— BEGIN MATERIAL FOR THE TASK —

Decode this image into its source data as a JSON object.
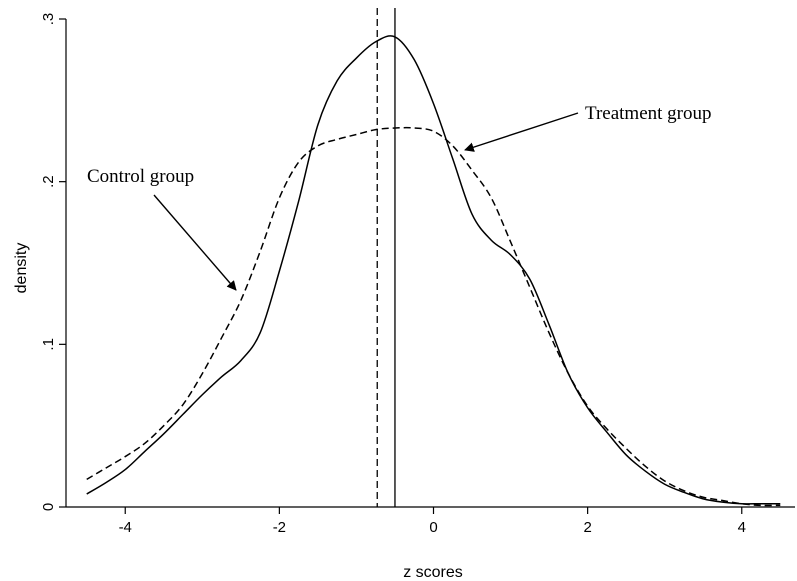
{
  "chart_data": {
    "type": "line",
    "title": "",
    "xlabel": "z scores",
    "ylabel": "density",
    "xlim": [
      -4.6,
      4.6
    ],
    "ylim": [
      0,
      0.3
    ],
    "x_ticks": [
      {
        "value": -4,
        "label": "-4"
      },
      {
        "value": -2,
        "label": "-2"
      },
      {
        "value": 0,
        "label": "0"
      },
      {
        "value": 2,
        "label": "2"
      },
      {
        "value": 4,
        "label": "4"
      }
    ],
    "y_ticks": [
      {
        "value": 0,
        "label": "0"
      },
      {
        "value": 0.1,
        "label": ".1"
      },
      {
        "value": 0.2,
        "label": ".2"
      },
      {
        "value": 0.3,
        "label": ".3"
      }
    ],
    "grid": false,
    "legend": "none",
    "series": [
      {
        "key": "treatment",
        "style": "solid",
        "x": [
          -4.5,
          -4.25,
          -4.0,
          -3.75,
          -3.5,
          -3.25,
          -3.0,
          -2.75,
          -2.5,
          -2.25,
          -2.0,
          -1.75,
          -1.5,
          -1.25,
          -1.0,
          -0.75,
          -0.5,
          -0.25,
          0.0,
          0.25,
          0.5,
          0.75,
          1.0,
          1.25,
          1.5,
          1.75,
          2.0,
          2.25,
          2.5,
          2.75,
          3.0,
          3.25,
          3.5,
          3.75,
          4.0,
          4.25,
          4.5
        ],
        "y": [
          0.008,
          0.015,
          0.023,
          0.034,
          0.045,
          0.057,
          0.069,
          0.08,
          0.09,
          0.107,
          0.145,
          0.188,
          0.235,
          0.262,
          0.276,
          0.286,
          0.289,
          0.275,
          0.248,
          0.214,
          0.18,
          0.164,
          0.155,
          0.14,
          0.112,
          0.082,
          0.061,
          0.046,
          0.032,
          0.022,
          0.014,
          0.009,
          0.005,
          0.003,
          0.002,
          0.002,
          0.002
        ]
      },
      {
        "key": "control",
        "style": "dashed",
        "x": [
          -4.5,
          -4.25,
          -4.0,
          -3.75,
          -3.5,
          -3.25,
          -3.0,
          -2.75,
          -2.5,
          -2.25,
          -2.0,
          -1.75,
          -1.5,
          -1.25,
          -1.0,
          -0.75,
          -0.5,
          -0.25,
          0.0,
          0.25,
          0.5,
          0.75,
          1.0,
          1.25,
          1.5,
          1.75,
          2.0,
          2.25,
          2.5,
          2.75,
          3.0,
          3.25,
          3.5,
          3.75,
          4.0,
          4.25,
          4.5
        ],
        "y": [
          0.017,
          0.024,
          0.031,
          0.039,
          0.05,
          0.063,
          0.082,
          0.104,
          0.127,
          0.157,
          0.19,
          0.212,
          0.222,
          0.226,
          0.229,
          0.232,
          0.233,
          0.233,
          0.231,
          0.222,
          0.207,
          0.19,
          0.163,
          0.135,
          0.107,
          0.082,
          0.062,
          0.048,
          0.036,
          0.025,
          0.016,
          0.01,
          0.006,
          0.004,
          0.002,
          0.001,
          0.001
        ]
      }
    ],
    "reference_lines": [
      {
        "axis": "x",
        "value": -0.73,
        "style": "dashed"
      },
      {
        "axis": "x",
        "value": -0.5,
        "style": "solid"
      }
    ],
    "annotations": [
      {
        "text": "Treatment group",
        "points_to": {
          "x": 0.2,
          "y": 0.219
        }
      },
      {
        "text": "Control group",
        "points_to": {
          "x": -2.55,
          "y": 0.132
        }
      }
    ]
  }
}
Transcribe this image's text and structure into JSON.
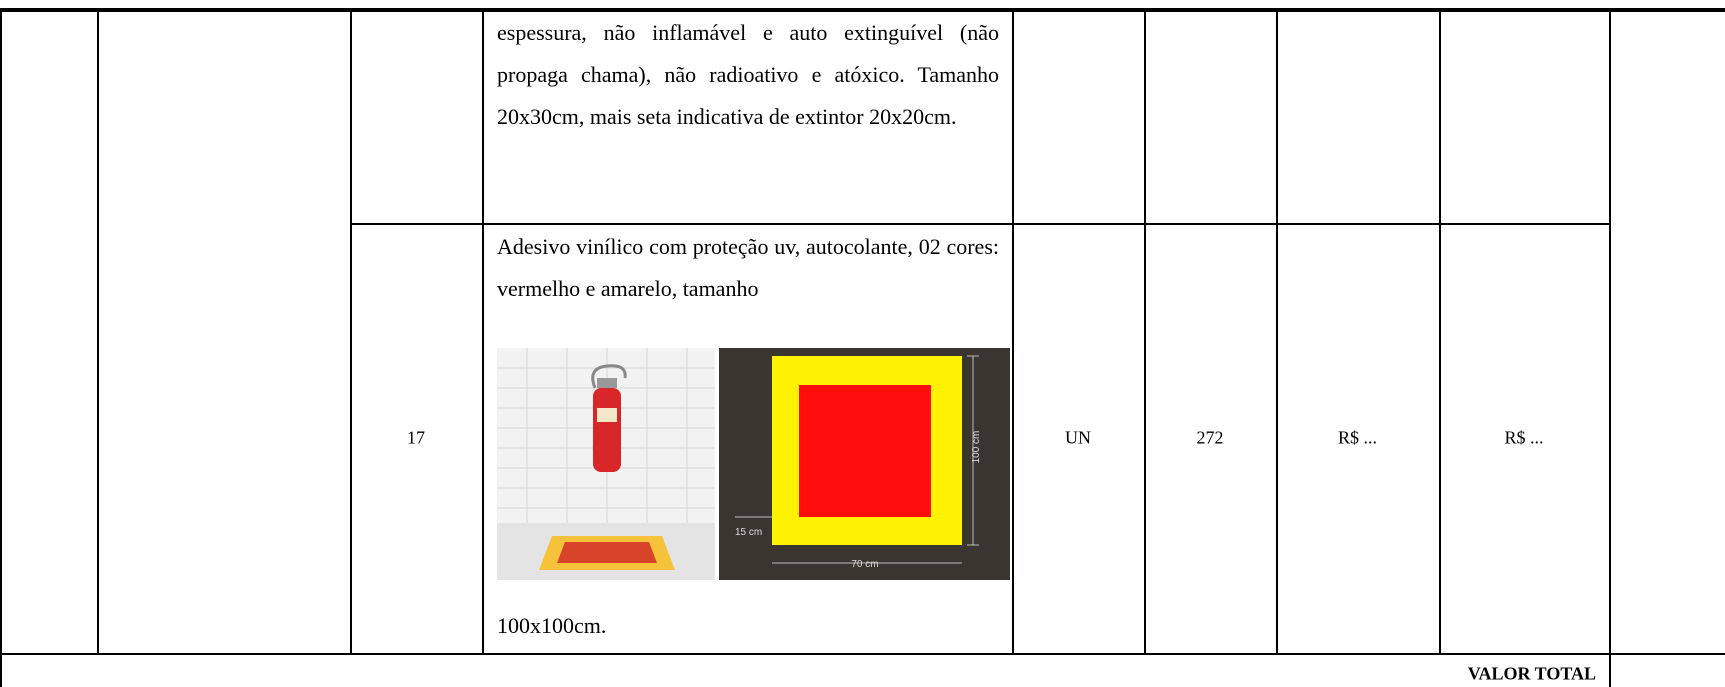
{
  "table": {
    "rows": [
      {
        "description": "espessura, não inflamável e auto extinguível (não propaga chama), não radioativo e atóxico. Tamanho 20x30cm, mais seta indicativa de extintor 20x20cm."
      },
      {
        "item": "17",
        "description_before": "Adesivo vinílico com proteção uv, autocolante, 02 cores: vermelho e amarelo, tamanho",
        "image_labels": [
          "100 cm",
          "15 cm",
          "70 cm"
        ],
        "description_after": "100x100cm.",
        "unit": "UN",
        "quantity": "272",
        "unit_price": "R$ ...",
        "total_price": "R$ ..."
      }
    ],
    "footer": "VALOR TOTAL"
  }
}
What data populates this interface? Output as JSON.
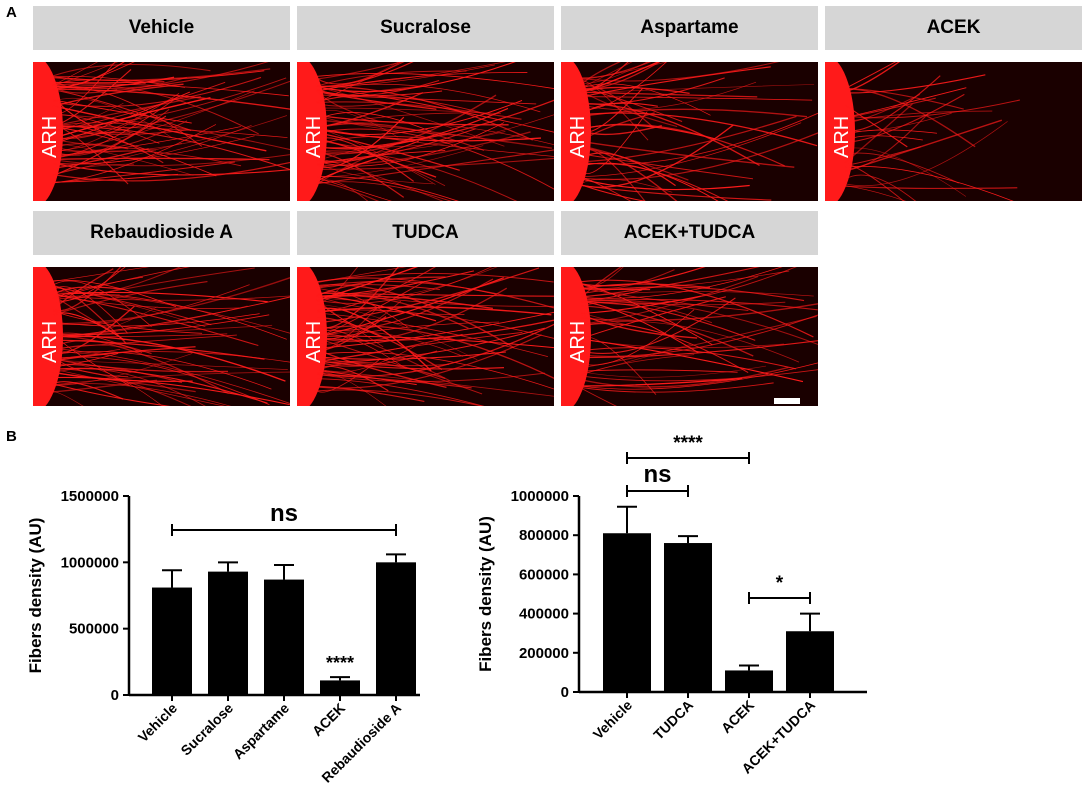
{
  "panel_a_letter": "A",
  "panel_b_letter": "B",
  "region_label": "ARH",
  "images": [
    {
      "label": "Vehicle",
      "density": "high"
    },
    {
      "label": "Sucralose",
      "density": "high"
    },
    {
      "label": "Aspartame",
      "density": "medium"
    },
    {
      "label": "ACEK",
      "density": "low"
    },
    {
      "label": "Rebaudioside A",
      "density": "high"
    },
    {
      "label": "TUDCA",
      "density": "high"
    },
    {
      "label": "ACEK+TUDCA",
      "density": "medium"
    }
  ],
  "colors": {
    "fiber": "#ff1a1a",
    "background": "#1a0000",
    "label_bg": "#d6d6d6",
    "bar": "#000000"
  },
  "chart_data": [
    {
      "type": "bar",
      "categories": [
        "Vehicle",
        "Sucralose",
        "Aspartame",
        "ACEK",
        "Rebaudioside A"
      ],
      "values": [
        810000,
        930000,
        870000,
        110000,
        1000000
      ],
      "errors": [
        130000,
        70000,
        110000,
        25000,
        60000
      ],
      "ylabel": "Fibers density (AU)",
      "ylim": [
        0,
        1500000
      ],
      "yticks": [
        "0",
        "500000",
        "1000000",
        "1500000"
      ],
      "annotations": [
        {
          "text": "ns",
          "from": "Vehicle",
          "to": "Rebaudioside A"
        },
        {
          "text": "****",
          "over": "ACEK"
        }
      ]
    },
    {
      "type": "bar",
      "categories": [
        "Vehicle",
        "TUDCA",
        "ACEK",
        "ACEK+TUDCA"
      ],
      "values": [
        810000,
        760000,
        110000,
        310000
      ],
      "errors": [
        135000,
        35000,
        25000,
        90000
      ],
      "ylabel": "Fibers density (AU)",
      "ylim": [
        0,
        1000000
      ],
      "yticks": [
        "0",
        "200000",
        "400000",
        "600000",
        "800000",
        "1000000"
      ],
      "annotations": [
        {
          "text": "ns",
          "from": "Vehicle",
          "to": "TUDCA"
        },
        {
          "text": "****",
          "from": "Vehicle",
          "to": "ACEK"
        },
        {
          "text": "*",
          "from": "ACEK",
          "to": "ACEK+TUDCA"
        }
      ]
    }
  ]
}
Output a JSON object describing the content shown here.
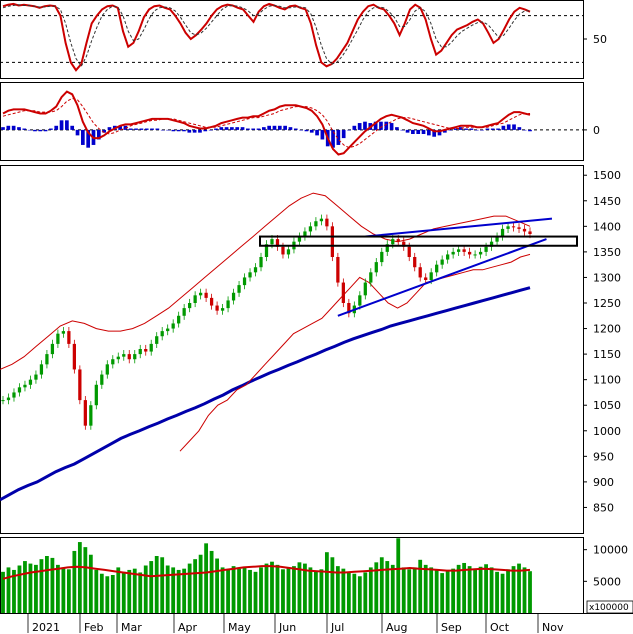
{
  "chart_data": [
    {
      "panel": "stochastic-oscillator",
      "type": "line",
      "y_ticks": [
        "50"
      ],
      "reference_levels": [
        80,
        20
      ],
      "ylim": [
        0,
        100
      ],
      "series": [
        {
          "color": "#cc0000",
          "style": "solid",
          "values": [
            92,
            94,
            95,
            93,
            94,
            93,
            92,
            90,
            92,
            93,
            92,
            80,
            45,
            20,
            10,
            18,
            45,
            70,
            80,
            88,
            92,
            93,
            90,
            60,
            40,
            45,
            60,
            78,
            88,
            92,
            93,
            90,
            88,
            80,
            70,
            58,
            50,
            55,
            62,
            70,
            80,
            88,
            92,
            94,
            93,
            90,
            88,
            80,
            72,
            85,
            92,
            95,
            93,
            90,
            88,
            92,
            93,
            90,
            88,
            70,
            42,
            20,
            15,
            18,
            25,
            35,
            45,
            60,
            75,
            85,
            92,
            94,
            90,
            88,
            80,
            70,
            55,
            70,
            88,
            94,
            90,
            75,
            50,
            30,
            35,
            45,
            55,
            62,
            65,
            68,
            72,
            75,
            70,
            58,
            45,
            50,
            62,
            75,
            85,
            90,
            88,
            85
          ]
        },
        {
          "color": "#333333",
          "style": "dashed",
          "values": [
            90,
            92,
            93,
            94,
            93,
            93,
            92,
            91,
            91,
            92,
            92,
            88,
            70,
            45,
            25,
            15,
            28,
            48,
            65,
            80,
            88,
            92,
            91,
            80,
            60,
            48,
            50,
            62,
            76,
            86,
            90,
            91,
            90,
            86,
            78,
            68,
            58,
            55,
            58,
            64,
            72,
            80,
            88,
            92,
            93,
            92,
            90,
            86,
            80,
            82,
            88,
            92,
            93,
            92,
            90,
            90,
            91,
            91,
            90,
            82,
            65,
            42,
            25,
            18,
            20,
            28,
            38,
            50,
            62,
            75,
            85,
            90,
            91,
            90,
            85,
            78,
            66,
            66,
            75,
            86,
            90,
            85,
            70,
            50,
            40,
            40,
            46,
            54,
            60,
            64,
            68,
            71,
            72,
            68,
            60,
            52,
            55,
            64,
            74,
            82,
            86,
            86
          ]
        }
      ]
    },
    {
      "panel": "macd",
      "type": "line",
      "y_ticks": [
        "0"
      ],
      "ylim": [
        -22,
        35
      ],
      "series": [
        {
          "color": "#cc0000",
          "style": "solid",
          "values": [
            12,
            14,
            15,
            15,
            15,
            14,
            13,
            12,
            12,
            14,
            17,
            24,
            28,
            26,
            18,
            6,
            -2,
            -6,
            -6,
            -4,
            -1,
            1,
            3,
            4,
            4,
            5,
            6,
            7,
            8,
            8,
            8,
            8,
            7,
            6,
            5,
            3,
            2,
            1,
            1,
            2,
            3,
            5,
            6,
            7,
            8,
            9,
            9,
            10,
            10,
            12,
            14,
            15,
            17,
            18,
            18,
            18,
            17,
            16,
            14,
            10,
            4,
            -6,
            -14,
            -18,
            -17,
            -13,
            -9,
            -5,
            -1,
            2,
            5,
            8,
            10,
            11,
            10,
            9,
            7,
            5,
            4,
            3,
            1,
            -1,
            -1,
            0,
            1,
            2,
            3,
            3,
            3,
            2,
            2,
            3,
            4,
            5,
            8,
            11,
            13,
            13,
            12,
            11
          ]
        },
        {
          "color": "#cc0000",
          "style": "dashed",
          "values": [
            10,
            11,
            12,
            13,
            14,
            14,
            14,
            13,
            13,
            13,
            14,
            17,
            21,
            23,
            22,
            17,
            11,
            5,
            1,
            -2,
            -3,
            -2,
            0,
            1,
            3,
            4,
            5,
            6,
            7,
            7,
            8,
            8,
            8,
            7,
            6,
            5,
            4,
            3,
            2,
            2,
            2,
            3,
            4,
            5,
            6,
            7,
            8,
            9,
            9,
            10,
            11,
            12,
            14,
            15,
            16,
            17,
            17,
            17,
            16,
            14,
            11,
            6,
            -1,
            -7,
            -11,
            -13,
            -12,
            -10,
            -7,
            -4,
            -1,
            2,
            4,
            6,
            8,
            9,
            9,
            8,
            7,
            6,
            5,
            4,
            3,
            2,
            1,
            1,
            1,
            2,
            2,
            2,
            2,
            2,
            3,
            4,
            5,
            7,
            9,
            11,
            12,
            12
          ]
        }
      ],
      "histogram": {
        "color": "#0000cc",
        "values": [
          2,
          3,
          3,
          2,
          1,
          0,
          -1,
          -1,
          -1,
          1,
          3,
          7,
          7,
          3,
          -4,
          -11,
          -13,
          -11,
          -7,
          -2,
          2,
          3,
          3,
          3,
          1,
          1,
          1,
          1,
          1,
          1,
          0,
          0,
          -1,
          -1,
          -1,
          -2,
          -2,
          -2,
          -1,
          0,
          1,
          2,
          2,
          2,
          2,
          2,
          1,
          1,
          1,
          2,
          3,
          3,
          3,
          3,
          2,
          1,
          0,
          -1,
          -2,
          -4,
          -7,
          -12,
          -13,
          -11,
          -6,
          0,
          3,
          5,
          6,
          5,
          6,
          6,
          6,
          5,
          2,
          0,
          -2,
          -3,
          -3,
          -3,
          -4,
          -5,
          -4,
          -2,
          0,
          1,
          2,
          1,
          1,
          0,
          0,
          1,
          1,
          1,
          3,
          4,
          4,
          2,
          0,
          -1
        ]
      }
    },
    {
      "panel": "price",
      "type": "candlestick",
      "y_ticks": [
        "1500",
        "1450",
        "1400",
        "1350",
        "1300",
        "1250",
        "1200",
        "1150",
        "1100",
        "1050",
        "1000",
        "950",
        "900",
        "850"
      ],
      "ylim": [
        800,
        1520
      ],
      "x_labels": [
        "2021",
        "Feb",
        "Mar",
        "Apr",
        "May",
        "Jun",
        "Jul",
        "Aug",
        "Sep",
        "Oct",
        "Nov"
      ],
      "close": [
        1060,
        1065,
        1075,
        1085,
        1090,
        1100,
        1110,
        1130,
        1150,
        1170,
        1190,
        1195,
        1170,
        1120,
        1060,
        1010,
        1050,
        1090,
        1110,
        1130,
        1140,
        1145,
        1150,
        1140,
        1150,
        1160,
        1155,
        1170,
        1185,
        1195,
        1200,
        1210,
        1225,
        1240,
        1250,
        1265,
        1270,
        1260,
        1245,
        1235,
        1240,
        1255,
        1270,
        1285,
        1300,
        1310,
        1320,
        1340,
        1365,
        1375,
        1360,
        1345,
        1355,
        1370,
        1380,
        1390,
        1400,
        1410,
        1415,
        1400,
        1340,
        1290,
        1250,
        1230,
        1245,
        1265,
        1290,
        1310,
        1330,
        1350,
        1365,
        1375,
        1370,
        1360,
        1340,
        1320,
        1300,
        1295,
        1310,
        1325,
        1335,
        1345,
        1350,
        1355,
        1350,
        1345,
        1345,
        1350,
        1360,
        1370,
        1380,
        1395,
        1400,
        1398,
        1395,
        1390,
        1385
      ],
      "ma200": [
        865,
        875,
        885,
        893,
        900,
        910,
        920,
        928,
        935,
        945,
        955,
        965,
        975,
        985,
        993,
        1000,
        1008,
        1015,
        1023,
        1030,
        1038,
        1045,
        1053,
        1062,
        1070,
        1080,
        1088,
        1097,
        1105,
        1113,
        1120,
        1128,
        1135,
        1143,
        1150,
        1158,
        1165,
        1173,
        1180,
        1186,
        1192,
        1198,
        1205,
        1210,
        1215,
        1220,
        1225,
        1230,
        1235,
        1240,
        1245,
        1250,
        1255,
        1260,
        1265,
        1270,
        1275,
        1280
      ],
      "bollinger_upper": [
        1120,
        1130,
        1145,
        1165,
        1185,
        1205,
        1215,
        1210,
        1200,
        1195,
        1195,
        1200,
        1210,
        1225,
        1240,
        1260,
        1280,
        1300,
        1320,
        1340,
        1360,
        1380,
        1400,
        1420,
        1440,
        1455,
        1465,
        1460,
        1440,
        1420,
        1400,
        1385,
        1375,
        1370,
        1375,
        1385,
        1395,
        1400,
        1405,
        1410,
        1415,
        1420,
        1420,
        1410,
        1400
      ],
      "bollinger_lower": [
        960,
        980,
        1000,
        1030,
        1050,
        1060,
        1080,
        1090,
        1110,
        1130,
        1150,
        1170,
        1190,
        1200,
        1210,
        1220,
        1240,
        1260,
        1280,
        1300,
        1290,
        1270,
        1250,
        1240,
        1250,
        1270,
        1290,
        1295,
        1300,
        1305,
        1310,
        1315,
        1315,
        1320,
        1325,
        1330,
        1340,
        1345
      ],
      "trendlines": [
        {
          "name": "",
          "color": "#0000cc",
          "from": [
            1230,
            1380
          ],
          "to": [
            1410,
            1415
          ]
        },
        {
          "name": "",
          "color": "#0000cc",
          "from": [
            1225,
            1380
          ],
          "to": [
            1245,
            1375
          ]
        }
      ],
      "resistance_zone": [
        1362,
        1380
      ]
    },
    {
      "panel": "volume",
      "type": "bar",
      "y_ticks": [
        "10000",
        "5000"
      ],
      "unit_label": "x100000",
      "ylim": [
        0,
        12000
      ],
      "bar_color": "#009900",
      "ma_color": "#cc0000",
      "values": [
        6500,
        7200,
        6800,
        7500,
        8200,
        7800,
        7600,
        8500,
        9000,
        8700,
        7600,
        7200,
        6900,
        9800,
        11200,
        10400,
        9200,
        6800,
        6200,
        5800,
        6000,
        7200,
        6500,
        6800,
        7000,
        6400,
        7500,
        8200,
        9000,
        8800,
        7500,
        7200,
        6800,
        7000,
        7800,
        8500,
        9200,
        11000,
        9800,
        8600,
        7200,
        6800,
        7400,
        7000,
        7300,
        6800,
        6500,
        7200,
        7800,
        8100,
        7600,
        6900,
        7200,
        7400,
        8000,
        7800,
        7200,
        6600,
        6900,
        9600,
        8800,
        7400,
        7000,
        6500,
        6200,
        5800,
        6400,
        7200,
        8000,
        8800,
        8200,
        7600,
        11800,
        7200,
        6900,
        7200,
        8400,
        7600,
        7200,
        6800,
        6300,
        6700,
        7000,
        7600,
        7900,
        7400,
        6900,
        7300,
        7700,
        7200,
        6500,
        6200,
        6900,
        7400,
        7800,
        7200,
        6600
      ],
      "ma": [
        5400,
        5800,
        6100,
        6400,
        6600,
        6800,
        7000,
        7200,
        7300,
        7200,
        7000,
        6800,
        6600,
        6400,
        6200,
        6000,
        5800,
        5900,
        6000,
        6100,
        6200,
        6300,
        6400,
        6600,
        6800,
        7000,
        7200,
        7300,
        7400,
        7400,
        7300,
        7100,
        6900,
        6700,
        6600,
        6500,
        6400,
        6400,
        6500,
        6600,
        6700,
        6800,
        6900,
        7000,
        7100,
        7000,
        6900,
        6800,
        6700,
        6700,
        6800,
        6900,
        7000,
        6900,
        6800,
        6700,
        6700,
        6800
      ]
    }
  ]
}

— END MATERIAL FOR THE TASK —

:: DIRECTION ::
Every line of the listing that holds "solid" is to be counted; give only the resulting number.

:: SOLUTION TO THIS EXERCISE ::
4